** Goal **
Each record below should be repeated precisely as written.

** Records supplied **
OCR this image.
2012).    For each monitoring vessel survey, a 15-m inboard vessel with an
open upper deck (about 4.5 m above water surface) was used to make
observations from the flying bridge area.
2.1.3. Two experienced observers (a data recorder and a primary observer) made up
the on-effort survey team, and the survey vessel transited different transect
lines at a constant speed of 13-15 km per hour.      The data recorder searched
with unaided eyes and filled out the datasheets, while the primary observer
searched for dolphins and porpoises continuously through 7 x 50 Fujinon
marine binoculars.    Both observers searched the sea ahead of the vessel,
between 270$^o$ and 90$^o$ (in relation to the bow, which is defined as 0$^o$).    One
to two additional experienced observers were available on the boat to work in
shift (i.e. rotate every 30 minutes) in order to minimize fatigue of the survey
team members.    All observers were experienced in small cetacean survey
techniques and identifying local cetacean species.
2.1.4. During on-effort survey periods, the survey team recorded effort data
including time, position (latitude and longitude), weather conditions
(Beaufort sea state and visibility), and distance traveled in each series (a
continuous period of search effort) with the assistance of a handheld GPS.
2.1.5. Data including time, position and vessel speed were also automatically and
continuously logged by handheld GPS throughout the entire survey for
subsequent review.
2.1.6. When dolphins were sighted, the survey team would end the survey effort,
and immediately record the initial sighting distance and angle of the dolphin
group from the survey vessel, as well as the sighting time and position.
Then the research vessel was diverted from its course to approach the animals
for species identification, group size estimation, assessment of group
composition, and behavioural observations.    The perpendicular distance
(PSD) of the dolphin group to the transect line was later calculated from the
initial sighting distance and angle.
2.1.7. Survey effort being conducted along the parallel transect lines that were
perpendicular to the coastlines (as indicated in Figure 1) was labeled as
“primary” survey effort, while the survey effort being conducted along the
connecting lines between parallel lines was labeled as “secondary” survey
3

** Output for this task **
OCR this image.
2012).    For each monitoring vessel survey, a 15-m inboard vessel with an
open upper deck (about 4.5 m above water surface) was used to make
observations from the flying bridge area.
2.1.3. Two experienced observers (a data recorder and a primary observer) made up
the on-effort survey team, and the survey vessel transited different transect
lines at a constant speed of 13-15 km per hour.      The data recorder searched
with unaided eyes and filled out the datasheets, while the primary observer
searched for dolphins and porpoises continuously through 7 x 50 Fujinon
marine binoculars.    Both observers searched the sea ahead of the vessel,
between 270$^o$ and 90$^o$ (in relation to the bow, which is defined as 0$^o$).    One
to two additional experienced observers were available on the boat to work in
shift (i.e. rotate every 30 minutes) in order to minimize fatigue of the survey
team members.    All observers were experienced in small cetacean survey
techniques and identifying local cetacean species.
2.1.4. During on-effort survey periods, the survey team recorded effort data
including time, position (latitude and longitude), weather conditions
(Beaufort sea state and visibility), and distance traveled in each series (a
continuous period of search effort) with the assistance of a handheld GPS.
2.1.5. Data including time, position and vessel speed were also automatically and
continuously logged by handheld GPS throughout the entire survey for
subsequent review.
2.1.6. When dolphins were sighted, the survey team would end the survey effort,
and immediately record the initial sighting distance and angle of the dolphin
group from the survey vessel, as well as the sighting time and position.
Then the research vessel was diverted from its course to approach the animals
for species identification, group size estimation, assessment of group
composition, and behavioural observations.    The perpendicular distance
(PSD) of the dolphin group to the transect line was later calculated from the
initial sighting distance and angle.
2.1.7. Survey effort being conducted along the parallel transect lines that were
perpendicular to the coastlines (as indicated in Figure 1) was labeled as
“primary” survey effort, while the survey effort being conducted along the
connecting lines between parallel lines was labeled as “secondary” survey
3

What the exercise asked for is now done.